EXERCISE – Read through the records below and copy each line that uses the word "عمارة".

[Dataset items]
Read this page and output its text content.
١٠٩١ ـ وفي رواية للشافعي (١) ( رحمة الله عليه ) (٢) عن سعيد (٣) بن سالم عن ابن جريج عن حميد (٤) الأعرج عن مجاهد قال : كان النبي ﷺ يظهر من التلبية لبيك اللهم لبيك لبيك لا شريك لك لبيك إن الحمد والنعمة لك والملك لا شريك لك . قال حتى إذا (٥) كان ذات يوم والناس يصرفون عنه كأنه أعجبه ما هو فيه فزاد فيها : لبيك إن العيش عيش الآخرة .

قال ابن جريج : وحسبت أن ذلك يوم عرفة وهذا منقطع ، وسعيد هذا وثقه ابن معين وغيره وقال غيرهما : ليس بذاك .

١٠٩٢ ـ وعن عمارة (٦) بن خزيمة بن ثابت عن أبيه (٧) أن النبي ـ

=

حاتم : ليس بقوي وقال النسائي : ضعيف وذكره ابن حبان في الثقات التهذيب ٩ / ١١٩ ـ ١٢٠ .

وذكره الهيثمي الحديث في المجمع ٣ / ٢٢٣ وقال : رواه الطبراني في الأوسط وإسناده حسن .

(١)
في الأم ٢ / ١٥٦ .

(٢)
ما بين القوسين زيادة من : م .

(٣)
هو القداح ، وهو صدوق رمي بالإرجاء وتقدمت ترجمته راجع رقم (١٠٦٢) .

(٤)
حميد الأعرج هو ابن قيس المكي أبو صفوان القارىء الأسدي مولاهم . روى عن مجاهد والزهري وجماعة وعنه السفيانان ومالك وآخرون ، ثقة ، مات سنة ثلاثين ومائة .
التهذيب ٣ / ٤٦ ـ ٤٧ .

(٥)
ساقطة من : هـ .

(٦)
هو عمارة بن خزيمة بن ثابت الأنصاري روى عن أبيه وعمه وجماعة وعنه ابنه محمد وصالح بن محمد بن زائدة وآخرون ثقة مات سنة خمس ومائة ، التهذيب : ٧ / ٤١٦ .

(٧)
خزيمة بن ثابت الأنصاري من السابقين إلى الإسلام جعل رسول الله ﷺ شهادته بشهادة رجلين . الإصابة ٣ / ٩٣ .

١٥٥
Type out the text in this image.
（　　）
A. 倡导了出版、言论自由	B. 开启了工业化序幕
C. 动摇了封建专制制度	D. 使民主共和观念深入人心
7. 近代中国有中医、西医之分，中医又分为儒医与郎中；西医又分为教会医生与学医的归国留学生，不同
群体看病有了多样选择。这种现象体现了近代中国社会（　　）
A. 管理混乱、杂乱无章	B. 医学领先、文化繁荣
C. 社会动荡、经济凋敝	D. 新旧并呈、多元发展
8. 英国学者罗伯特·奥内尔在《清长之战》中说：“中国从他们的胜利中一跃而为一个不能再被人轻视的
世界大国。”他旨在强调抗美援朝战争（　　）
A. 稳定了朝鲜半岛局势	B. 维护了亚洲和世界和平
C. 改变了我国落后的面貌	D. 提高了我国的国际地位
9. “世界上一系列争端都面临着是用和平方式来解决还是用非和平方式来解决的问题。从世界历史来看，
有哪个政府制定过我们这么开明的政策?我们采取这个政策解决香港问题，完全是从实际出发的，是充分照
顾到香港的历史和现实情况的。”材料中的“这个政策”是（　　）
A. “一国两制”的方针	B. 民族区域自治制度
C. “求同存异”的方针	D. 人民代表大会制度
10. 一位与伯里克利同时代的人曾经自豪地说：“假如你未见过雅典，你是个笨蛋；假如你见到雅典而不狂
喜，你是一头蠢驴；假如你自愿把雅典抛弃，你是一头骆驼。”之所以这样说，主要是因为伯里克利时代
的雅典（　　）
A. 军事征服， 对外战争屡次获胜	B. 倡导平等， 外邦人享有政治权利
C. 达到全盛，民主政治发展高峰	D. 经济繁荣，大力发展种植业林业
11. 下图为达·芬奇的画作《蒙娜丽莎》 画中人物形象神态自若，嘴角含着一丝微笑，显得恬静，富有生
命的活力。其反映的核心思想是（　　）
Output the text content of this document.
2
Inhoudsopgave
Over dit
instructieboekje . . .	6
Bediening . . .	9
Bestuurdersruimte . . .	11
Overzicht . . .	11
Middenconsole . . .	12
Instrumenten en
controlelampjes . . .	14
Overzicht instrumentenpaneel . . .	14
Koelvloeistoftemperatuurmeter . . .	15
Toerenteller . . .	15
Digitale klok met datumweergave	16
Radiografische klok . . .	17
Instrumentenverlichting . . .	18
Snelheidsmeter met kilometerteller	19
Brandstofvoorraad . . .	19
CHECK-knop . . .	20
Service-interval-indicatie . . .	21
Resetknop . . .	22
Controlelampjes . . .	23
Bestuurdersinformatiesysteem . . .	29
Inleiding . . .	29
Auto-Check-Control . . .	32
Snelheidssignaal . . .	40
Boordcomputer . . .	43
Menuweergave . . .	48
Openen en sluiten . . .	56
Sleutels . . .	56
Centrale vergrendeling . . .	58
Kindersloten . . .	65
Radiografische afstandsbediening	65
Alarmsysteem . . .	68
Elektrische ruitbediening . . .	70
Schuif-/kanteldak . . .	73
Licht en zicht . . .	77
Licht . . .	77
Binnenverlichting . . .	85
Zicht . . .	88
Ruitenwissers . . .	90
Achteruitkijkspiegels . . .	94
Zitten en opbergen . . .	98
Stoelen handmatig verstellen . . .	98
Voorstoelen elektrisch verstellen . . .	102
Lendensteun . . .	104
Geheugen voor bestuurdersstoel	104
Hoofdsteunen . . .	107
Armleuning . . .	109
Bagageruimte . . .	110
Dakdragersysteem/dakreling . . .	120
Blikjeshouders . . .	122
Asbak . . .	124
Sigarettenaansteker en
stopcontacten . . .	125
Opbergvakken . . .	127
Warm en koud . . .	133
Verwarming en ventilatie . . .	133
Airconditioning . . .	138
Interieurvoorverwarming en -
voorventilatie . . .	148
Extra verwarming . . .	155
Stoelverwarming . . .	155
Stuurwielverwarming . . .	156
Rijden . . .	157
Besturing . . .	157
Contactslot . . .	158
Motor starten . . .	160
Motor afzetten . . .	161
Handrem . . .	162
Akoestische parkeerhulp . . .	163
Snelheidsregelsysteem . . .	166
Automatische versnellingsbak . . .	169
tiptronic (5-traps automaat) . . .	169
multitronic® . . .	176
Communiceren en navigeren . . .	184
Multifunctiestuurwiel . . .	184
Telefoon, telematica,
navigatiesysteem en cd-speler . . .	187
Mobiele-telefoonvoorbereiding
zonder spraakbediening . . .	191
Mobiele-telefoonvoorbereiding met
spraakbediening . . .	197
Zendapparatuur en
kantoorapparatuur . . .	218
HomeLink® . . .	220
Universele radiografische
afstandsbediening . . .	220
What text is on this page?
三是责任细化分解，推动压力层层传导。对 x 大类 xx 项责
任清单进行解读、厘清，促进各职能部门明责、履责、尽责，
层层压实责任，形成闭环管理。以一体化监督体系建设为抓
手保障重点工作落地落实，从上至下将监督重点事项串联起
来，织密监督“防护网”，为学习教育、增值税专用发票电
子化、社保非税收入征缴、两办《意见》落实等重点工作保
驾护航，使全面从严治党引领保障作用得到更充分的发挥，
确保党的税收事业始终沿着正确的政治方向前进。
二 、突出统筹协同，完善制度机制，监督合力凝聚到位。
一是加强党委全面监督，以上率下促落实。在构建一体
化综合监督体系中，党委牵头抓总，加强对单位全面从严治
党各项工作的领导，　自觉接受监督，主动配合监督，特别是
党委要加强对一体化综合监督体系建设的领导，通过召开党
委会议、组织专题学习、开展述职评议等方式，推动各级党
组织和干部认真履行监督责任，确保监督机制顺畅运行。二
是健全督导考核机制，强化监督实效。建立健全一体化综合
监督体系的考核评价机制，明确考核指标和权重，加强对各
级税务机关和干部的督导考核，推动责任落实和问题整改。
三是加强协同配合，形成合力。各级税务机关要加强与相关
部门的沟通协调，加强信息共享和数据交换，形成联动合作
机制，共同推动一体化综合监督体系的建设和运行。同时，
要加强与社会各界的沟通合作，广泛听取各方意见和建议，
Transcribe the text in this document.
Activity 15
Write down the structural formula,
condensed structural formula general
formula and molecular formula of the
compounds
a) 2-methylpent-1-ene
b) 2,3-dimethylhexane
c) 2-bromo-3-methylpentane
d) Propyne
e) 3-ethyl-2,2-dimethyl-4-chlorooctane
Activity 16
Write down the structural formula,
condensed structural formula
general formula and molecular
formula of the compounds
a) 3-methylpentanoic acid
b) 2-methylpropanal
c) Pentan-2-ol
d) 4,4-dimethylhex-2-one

RESULT OF THE TASK –
١٠٩٢ ـ وعن عمارة (٦) بن خزيمة بن ثابت عن أبيه (٧) أن النبي ـ
هو عمارة بن خزيمة بن ثابت الأنصاري روى عن أبيه وعمه وجماعة وعنه ابنه محمد وصالح بن محمد بن زائدة وآخرون ثقة مات سنة خمس ومائة ، التهذيب : ٧ / ٤١٦ .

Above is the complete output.